▸ **WHAT IS REQUIRED**: Please write each entry out again exactly as shown.

*** Opening MATERIAL TO PROCESS ***

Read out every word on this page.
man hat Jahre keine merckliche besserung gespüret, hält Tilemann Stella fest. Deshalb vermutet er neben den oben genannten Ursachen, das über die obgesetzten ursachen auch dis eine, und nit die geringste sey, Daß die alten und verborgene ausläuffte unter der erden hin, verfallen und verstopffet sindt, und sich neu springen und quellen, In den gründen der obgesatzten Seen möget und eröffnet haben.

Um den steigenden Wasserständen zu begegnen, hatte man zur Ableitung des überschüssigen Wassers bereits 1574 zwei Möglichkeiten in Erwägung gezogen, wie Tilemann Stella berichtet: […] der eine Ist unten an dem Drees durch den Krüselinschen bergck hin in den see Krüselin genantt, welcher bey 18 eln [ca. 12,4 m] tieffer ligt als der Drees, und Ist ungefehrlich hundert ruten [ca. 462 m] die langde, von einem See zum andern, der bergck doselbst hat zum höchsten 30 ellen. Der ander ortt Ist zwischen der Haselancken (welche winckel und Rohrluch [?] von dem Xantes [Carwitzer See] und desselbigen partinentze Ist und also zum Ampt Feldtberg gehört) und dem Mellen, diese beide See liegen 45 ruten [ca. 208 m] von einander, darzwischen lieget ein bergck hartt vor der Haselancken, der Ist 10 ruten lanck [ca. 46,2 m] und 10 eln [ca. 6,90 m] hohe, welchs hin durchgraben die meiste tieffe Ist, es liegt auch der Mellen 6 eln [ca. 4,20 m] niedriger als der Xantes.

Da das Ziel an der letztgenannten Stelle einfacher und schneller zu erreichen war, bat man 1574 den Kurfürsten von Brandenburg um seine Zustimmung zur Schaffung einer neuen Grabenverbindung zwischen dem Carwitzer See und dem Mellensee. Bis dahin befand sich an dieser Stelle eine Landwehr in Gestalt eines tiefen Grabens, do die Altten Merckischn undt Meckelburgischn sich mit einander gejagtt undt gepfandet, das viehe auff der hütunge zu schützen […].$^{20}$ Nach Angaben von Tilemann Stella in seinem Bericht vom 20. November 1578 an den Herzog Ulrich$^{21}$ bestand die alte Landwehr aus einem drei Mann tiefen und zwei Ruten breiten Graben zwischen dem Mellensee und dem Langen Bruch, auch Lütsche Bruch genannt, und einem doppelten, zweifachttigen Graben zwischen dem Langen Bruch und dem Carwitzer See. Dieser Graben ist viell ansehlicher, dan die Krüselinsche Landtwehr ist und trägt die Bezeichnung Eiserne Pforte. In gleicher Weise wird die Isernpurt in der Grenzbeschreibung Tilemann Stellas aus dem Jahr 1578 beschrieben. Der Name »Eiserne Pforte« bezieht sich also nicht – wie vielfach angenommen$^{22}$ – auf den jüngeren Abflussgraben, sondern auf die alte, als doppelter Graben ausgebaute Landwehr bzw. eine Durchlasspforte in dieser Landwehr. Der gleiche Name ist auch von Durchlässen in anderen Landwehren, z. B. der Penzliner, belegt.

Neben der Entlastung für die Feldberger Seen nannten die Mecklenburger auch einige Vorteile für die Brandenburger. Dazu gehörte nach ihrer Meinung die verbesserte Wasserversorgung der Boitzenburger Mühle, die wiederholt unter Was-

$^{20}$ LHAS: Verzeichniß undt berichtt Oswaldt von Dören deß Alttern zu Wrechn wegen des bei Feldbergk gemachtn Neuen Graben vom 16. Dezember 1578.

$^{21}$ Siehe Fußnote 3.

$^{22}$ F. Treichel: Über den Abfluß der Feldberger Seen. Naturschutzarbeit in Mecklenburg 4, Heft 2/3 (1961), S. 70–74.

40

*** Closing MATERIAL TO PROCESS ***

▸ **WRITTEN REPLY**:
Read out every word on this page.
man hat Jahre keine merckliche besserung gespüret, hält Tilemann Stella fest. Deshalb vermutet er neben den oben genannten Ursachen, das über die obgesetzten ursachen auch dis eine, und nit die geringste sey, Daß die alten und verborgene ausläuffte unter der erden hin, verfallen und verstopffet sindt, und sich neu springen und quellen, In den gründen der obgesatzten Seen möget und eröffnet haben.

Um den steigenden Wasserständen zu begegnen, hatte man zur Ableitung des überschüssigen Wassers bereits 1574 zwei Möglichkeiten in Erwägung gezogen, wie Tilemann Stella berichtet: […] der eine Ist unten an dem Drees durch den Krüselinschen bergck hin in den see Krüselin genantt, welcher bey 18 eln [ca. 12,4 m] tieffer ligt als der Drees, und Ist ungefehrlich hundert ruten [ca. 462 m] die langde, von einem See zum andern, der bergck doselbst hat zum höchsten 30 ellen. Der ander ortt Ist zwischen der Haselancken (welche winckel und Rohrluch [?] von dem Xantes [Carwitzer See] und desselbigen partinentze Ist und also zum Ampt Feldtberg gehört) und dem Mellen, diese beide See liegen 45 ruten [ca. 208 m] von einander, darzwischen lieget ein bergck hartt vor der Haselancken, der Ist 10 ruten lanck [ca. 46,2 m] und 10 eln [ca. 6,90 m] hohe, welchs hin durchgraben die meiste tieffe Ist, es liegt auch der Mellen 6 eln [ca. 4,20 m] niedriger als der Xantes.

Da das Ziel an der letztgenannten Stelle einfacher und schneller zu erreichen war, bat man 1574 den Kurfürsten von Brandenburg um seine Zustimmung zur Schaffung einer neuen Grabenverbindung zwischen dem Carwitzer See und dem Mellensee. Bis dahin befand sich an dieser Stelle eine Landwehr in Gestalt eines tiefen Grabens, do die Altten Merckischn undt Meckelburgischn sich mit einander gejagtt undt gepfandet, das viehe auff der hütunge zu schützen […].$^{20}$ Nach Angaben von Tilemann Stella in seinem Bericht vom 20. November 1578 an den Herzog Ulrich$^{21}$ bestand die alte Landwehr aus einem drei Mann tiefen und zwei Ruten breiten Graben zwischen dem Mellensee und dem Langen Bruch, auch Lütsche Bruch genannt, und einem doppelten, zweifachttigen Graben zwischen dem Langen Bruch und dem Carwitzer See. Dieser Graben ist viell ansehlicher, dan die Krüselinsche Landtwehr ist und trägt die Bezeichnung Eiserne Pforte. In gleicher Weise wird die Isernpurt in der Grenzbeschreibung Tilemann Stellas aus dem Jahr 1578 beschrieben. Der Name »Eiserne Pforte« bezieht sich also nicht – wie vielfach angenommen$^{22}$ – auf den jüngeren Abflussgraben, sondern auf die alte, als doppelter Graben ausgebaute Landwehr bzw. eine Durchlasspforte in dieser Landwehr. Der gleiche Name ist auch von Durchlässen in anderen Landwehren, z. B. der Penzliner, belegt.

Neben der Entlastung für die Feldberger Seen nannten die Mecklenburger auch einige Vorteile für die Brandenburger. Dazu gehörte nach ihrer Meinung die verbesserte Wasserversorgung der Boitzenburger Mühle, die wiederholt unter Was-

$^{20}$ LHAS: Verzeichniß undt berichtt Oswaldt von Dören deß Alttern zu Wrechn wegen des bei Feldbergk gemachtn Neuen Graben vom 16. Dezember 1578.

$^{21}$ Siehe Fußnote 3.

$^{22}$ F. Treichel: Über den Abfluß der Feldberger Seen. Naturschutzarbeit in Mecklenburg 4, Heft 2/3 (1961), S. 70–74.

40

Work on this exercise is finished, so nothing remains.